-- Your objective --
Consider the data that follows and state how many lines contain the string "держателя", using the number alone.

-- Data records --

★ ★ ★ ★

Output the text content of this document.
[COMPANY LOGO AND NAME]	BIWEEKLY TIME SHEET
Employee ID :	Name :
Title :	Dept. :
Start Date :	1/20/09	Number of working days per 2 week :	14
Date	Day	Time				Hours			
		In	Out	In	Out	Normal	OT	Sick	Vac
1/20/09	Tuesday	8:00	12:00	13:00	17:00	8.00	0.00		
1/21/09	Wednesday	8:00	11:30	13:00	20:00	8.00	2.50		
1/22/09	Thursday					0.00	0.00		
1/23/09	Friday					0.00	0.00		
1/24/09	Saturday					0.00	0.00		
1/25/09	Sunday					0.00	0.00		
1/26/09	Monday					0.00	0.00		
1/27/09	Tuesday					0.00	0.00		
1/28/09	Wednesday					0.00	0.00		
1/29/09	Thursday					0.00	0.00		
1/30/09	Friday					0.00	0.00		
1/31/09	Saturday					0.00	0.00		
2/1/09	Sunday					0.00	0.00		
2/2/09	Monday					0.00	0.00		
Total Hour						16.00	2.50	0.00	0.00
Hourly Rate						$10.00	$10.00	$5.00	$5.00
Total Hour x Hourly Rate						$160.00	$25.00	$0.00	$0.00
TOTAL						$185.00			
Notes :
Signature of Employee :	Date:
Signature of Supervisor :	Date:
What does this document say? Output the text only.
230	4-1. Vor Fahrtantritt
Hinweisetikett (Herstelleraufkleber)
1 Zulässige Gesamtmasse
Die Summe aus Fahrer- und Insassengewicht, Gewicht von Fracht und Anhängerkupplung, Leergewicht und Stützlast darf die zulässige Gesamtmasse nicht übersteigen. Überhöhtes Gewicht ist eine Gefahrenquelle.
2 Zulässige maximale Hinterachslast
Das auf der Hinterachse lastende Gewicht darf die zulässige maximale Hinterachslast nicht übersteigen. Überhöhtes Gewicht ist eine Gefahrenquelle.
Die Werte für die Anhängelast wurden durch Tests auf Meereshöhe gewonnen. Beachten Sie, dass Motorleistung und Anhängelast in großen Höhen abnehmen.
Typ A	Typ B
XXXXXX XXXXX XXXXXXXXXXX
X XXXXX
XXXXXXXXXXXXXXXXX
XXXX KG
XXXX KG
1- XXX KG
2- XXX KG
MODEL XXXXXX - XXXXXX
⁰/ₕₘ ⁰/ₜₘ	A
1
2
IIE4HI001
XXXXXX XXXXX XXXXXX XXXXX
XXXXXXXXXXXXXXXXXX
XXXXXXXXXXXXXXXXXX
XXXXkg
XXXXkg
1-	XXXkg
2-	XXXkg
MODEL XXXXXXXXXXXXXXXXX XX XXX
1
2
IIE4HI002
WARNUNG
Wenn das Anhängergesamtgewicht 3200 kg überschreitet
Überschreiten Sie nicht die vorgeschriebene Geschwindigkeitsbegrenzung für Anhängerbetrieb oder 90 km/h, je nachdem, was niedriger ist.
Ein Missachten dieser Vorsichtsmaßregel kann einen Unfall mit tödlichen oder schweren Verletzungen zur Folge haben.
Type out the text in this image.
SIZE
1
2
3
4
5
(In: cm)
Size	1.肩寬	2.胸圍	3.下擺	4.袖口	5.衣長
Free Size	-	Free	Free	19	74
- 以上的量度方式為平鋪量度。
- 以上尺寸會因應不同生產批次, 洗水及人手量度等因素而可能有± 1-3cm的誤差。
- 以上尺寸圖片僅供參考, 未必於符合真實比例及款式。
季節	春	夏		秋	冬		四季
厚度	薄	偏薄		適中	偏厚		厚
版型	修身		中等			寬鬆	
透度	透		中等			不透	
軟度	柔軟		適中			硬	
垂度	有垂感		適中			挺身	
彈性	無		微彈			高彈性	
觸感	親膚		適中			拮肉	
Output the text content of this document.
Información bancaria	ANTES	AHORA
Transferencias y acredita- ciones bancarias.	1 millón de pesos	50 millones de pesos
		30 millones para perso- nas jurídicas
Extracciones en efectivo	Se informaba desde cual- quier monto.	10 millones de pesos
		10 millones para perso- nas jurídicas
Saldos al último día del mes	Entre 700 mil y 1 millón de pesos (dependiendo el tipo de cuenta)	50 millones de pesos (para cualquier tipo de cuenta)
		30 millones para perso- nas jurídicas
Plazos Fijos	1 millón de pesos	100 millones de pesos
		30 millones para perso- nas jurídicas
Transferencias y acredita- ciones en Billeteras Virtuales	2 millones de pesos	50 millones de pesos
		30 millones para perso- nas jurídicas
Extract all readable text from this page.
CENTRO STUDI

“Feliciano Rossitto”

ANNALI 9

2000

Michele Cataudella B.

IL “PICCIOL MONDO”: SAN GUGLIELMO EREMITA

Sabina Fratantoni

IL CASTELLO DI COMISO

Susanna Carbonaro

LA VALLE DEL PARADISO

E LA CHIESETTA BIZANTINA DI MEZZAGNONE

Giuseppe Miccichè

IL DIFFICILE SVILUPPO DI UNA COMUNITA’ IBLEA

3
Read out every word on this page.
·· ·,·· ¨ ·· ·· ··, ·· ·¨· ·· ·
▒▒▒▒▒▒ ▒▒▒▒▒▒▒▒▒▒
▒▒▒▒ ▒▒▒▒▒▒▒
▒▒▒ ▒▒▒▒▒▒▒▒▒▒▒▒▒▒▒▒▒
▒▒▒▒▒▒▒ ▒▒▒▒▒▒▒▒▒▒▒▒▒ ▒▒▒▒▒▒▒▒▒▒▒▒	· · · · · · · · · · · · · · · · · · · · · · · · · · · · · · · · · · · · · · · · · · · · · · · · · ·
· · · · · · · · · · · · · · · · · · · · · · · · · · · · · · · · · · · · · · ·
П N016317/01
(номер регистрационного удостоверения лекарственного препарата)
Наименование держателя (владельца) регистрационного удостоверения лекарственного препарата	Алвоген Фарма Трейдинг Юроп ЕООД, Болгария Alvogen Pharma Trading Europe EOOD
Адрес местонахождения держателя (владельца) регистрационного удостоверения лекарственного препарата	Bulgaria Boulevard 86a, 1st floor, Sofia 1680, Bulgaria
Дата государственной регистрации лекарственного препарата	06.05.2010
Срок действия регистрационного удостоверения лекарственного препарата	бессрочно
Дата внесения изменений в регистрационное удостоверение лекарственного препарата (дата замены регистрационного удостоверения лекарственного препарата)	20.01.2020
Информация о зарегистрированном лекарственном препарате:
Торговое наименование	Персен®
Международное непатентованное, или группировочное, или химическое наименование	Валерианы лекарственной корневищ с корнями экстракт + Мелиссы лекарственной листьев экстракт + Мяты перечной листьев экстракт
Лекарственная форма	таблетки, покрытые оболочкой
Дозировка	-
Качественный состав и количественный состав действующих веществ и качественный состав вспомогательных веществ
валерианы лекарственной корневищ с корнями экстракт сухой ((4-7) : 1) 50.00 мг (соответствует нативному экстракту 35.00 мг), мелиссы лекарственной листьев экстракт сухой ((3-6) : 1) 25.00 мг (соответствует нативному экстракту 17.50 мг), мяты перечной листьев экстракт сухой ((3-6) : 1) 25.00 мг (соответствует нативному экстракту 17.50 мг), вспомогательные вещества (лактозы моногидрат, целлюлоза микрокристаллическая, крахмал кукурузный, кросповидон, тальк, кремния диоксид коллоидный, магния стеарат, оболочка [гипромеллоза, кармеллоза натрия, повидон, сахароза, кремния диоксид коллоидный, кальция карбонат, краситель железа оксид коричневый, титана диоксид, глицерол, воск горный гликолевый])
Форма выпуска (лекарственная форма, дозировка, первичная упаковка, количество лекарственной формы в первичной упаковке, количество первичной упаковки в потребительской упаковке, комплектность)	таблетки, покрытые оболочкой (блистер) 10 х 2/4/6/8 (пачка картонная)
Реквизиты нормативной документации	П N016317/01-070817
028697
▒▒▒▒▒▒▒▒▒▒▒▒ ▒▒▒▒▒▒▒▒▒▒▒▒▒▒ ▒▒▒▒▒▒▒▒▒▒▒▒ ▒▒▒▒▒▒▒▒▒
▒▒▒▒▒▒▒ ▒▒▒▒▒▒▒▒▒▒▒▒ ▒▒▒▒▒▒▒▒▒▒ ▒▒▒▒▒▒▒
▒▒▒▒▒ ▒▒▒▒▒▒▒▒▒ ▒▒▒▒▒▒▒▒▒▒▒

★ ★ ★ ★

-- Full output --
2